*** Opening of TEXT PROVIDED ***

Feature Presentation

Barefoot admits in their announcement post that one of the ways they were able to drive the performance of the Tofino platform higher was to remove a lot of the accumulated cruft that has been added to switch software for the past twenty years. For Barefoot, this is mostly about pushing P4 as the software component of their switch platform and driving adoption of it in a wider market.

Let’s take a look at what this really means for you. Modern network operating systems typically fall into one of two categories. The first is the “kitchen sink” system. This OS has every possible feature you could ever want built in at runtime. Sure, you get all the packet forwarding and routing features you need. But you also carry the legacy of frame relay, private VLANs, Spanning Tree, and a host of other things that were good ideas at one time and now mean little to nothing to you.

Worse yet, kitchen sink OSes require you to upgrade in big leaps to get singular features that you need but carry a whole bunch of others you don’t want. Need routing between SVIs? That’s an Advanced Services license. Sure, you get BGP with that license too, but will you ever use that in a wiring closet? Probably not. Too bad though, because it’s built into the system image and can’t be removed. Even newer operating systems like NX-OS have the same kitchen sink inclusion mentality. The feature may not be present at boot time, but a simple command turns it on. The code is still baked into the kernel, it’s just loaded as a module instead.

On the opposite end of the scale, you have newer operating systems like OpenSwitch. The idea behind OpenSwitch is to have a purpose built system that does a few things really, really well. OpenSwitch can build a datacenter fabric very quickly and make it perform well. But if you’re looking for additional features outside of that narrow set, you’re going to be out of luck. Sure, that means you don’t need a whole bunch of useless features. But what about things like OSPF or Spanning Tree? If you decide later that you’d like to have them, you either need to put in a request to have it built into the system or hope that someone else did and that the software will soon be released to you.

We Can Rebuild It

Barefoot is taking a different track with P4. Instead of delivering the entire OS for you in one binary image, they are allowing you to build the minimum number of pieces that you need to make it work for your applications. Unlike OpenSwitch, you don’t have to wait for other developers to build in a function that you need in order to deploy things. You drop to an IDE and write the code you need to forward packets in a specific way.

*** Close of TEXT PROVIDED ***

• **TASKS TO COMPLETE**:
(a) In the article on Barefoot and P4, what license is required for routing between SVIs?
(b) Write a continuation of the article on Barefoot and P4, starting after its final sentence.
The listing after this point has no connection to the article on Barefoot and P4.

*** Opening of RECORD SET ***

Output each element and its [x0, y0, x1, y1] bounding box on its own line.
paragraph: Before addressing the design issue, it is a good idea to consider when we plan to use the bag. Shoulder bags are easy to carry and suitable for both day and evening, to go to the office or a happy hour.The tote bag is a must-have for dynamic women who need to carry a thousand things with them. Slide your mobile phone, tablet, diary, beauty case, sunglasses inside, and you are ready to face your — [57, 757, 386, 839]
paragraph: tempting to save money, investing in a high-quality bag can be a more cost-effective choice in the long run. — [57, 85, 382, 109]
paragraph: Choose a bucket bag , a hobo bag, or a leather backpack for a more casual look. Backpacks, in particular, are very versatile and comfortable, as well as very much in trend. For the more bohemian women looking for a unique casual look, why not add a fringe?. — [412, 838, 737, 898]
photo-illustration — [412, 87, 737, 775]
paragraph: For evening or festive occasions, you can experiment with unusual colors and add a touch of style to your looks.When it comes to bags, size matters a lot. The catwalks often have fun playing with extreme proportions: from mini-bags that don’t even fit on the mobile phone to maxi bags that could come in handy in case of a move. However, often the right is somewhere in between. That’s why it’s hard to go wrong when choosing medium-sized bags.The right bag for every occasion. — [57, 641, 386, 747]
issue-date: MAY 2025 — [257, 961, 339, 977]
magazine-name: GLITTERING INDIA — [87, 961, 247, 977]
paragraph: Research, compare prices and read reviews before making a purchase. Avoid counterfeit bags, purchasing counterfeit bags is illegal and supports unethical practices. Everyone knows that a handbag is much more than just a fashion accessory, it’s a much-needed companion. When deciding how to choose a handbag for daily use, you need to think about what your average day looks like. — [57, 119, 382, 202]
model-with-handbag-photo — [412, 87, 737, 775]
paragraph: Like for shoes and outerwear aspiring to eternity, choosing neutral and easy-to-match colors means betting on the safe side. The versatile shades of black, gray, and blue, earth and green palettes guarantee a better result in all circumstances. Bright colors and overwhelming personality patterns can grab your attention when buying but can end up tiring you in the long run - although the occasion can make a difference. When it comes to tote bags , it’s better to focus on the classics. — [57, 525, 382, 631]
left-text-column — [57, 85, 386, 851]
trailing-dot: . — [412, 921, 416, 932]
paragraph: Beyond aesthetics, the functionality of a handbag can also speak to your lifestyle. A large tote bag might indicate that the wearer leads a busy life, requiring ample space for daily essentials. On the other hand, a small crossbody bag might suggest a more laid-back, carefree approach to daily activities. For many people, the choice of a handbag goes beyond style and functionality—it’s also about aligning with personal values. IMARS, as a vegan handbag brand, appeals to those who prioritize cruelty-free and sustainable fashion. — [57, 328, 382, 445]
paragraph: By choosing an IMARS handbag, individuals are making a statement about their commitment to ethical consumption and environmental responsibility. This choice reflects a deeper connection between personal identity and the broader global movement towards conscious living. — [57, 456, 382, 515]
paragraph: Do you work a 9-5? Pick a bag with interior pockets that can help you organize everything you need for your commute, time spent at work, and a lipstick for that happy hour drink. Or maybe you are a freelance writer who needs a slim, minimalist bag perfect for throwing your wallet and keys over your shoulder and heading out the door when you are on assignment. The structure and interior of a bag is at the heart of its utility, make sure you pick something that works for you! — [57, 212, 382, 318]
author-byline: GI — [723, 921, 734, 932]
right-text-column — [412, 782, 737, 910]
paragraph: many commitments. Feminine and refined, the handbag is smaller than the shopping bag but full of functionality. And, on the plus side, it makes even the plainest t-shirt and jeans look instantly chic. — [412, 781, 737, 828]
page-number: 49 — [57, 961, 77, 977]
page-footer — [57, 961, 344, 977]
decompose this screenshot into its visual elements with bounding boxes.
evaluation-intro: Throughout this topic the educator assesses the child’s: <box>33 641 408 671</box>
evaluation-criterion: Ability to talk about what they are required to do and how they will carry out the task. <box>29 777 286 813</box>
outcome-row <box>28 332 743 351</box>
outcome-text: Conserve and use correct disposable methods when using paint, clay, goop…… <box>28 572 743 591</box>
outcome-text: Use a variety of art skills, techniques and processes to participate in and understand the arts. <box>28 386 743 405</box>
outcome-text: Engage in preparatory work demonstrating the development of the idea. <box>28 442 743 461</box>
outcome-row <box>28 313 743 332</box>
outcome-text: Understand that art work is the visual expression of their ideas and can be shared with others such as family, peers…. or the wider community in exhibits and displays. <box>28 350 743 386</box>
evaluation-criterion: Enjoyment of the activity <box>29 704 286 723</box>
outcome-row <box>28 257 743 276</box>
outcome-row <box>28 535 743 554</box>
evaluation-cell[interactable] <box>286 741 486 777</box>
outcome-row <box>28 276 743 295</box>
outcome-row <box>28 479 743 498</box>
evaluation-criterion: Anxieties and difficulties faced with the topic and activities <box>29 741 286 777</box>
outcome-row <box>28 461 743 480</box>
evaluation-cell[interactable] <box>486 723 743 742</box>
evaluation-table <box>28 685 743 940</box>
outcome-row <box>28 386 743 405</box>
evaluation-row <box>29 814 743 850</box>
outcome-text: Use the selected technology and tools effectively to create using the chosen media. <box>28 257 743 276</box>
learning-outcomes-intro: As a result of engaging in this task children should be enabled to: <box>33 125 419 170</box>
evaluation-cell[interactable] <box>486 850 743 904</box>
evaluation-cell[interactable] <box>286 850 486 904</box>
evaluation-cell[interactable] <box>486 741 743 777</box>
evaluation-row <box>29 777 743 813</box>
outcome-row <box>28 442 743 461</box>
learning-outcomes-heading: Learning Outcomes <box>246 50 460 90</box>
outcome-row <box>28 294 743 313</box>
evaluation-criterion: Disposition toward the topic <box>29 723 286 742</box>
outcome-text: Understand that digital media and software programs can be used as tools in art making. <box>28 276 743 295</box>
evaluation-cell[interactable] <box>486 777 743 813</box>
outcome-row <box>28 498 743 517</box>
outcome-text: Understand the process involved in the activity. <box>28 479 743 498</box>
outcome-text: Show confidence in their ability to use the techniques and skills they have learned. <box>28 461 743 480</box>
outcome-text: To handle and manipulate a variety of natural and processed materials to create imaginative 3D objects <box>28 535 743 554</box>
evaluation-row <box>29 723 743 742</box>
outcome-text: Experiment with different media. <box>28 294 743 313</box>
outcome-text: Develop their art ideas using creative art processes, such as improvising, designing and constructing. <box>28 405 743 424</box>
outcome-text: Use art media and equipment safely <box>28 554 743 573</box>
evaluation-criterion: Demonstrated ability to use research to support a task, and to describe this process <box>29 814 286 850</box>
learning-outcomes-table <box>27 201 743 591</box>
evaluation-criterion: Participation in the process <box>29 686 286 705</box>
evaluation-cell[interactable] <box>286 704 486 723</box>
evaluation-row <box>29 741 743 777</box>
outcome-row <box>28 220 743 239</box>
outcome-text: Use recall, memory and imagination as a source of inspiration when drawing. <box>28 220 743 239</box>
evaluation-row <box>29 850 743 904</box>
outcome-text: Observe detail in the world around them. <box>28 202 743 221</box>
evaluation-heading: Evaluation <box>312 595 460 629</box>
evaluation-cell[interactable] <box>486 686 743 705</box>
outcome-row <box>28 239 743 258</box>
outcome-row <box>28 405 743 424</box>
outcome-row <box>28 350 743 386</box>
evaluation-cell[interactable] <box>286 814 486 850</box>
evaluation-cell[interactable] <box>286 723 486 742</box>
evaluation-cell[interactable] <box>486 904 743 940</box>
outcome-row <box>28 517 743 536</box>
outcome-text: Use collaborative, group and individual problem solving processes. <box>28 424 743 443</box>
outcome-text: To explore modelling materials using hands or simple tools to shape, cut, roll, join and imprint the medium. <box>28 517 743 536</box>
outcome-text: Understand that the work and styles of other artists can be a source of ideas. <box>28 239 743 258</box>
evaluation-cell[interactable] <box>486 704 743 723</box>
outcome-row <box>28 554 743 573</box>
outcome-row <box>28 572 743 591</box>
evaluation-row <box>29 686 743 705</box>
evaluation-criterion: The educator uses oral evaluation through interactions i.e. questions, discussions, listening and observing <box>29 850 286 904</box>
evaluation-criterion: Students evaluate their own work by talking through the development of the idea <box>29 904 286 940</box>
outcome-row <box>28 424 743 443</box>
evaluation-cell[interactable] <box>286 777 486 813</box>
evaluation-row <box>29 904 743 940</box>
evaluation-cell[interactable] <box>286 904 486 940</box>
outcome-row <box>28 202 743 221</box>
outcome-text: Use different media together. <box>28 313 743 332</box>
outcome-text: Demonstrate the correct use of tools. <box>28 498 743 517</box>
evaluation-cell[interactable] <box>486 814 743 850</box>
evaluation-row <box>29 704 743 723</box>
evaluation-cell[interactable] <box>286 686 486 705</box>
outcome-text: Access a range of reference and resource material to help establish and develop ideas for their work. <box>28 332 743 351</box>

*** Close of RECORD SET ***

• **RESPONSES IN ORDER**:
(a) An Advanced Services license.

(b)
There are probably some people reading this post that are nodding their heads in agreement right now about this development process. That’s good for Barefoot. That means that their target audience wants functionality like this. But Barefoot isn’t for everyone. The small and medium enterprise isn’t going to jump at the chance to spend even more time programming forwarding engines into their switches. Sure, the performance profile is off the chart. But it’s also a bit like buying a pricy supercar to drive back and forth to the post office. Overkill for 98% of your needs.

Barefoot is going to do well in financial markets where speed is very important. They’re also going to sell into big development shops where the network team needs pared-down performance in software and a forwarding chip that can blow the doors off the rest of the network for East <-> West traffic flow. Give that we haven’t seen a price tag on Tofino just yet, I would imagine that it’s priced well into those markets and beyond the reach of a shop that just needs two leaf nodes and a spine to connect them. But that’s exactly what needs to happen.


Tom’s Take

Barefoot isn’t going to appeal to shops that plug in a power cable and run a command to provision a switch. Barefoot will shine where people can write code that will push a switch to peak performance and do amazing things. Perhaps Barefoot will start offering code later on that gives you the ability to program basic packet forwarding into a switch or routing functions when needed without the requirement of taking hours of classes on P4. But for the initial release, keeping Tofino in the hands of dev shops is a great idea. If for no other reason than to cut down on support costs.